* [WRITTEN INSTRUCTION]:
Repeat the records below exactly, leaving out every picture.

* [STORED ROWS]:
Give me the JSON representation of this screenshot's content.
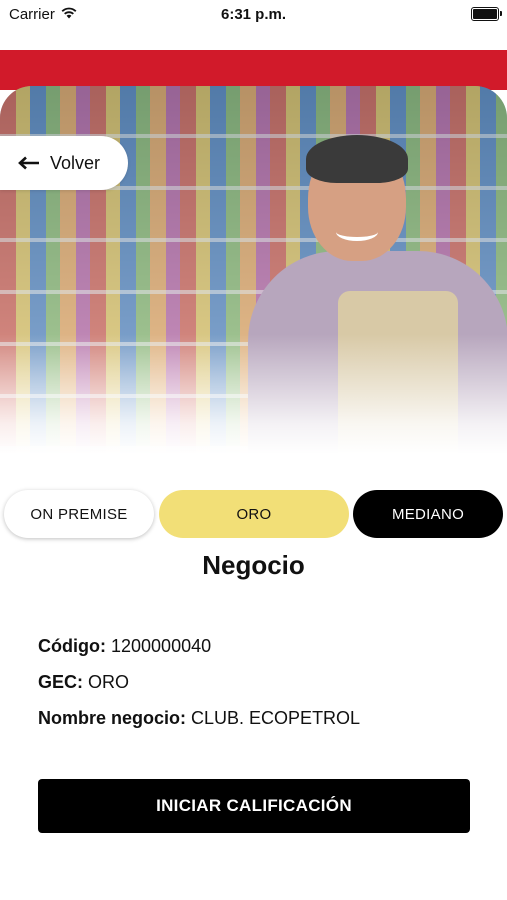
{
  "status_bar": {
    "carrier": "Carrier",
    "time": "6:31 p.m.",
    "icons": [
      "wifi-icon",
      "battery-icon"
    ]
  },
  "colors": {
    "brand_red": "#d11a2a",
    "gold": "#f2df77",
    "black": "#000000"
  },
  "header": {
    "back_label": "Volver",
    "back_icon": "arrow-left-icon",
    "hero_image": "shopkeeper-store-photo"
  },
  "tags": {
    "premise": "ON PREMISE",
    "gec": "ORO",
    "size": "MEDIANO"
  },
  "section": {
    "title": "Negocio"
  },
  "details": {
    "codigo_label": "Código:",
    "codigo_value": "1200000040",
    "gec_label": "GEC:",
    "gec_value": "ORO",
    "nombre_label": "Nombre negocio:",
    "nombre_value": "CLUB. ECOPETROL"
  },
  "actions": {
    "start_label": "INICIAR CALIFICACIÓN"
  }
}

* [ANSWER TO THE TASK]:
Give me the JSON representation of this screenshot's content.
{
  "status_bar": {
    "carrier": "Carrier",
    "time": "6:31 p.m.",
    "icons": [
      "wifi-icon",
      "battery-icon"
    ]
  },
  "colors": {
    "brand_red": "#d11a2a",
    "gold": "#f2df77",
    "black": "#000000"
  },
  "header": {
    "back_label": "Volver",
    "back_icon": "arrow-left-icon",
    "hero_image": "shopkeeper-store-photo"
  },
  "tags": {
    "premise": "ON PREMISE",
    "gec": "ORO",
    "size": "MEDIANO"
  },
  "section": {
    "title": "Negocio"
  },
  "details": {
    "codigo_label": "Código:",
    "codigo_value": "1200000040",
    "gec_label": "GEC:",
    "gec_value": "ORO",
    "nombre_label": "Nombre negocio:",
    "nombre_value": "CLUB. ECOPETROL"
  },
  "actions": {
    "start_label": "INICIAR CALIFICACIÓN"
  }
}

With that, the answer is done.